[begin Exercise input]

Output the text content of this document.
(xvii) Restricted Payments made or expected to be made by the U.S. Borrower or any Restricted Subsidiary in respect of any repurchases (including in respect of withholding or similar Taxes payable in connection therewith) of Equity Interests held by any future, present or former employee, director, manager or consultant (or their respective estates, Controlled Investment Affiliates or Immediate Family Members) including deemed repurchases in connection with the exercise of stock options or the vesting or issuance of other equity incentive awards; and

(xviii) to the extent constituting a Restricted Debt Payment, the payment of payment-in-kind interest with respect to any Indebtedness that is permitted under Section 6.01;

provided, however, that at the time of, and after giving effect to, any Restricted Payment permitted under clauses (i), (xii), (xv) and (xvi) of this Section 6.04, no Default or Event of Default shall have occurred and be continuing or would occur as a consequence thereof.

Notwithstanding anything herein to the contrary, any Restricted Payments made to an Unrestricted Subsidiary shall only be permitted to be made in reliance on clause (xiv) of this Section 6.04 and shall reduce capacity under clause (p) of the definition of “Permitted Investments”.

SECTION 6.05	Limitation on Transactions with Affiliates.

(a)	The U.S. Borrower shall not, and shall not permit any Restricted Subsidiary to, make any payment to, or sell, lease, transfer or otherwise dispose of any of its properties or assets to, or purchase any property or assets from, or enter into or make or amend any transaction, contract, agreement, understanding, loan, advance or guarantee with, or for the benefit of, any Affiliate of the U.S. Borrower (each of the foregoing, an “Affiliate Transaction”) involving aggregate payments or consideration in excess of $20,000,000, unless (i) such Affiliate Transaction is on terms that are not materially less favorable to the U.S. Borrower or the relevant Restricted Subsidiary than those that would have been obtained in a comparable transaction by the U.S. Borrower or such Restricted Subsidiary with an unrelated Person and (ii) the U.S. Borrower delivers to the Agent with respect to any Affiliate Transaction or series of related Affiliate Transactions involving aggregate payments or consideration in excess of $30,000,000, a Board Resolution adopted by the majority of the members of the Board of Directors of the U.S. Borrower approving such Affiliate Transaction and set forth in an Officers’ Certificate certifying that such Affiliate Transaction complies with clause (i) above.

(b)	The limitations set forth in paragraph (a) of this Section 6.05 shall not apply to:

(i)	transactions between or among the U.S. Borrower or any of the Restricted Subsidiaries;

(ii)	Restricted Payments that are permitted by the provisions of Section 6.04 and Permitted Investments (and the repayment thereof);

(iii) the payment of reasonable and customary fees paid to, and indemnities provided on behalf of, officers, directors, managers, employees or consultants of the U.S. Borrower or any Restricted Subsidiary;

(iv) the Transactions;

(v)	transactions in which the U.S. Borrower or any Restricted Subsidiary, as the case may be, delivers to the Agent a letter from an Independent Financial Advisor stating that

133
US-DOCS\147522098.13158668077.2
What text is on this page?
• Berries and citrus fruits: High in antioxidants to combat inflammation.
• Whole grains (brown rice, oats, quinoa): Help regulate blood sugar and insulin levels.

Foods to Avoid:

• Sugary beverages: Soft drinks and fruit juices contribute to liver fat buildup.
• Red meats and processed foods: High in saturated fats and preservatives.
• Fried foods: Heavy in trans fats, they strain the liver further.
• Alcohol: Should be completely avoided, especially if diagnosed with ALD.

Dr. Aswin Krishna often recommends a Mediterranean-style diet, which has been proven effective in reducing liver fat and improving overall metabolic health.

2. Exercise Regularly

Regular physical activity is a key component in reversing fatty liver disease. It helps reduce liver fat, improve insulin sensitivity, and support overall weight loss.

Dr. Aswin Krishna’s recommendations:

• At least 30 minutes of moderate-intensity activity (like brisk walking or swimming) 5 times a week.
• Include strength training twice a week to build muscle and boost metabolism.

[end Exercise input]

Check each line of the listing above for the string "Aswin", then report only how many lines have it.

> _Task result_
2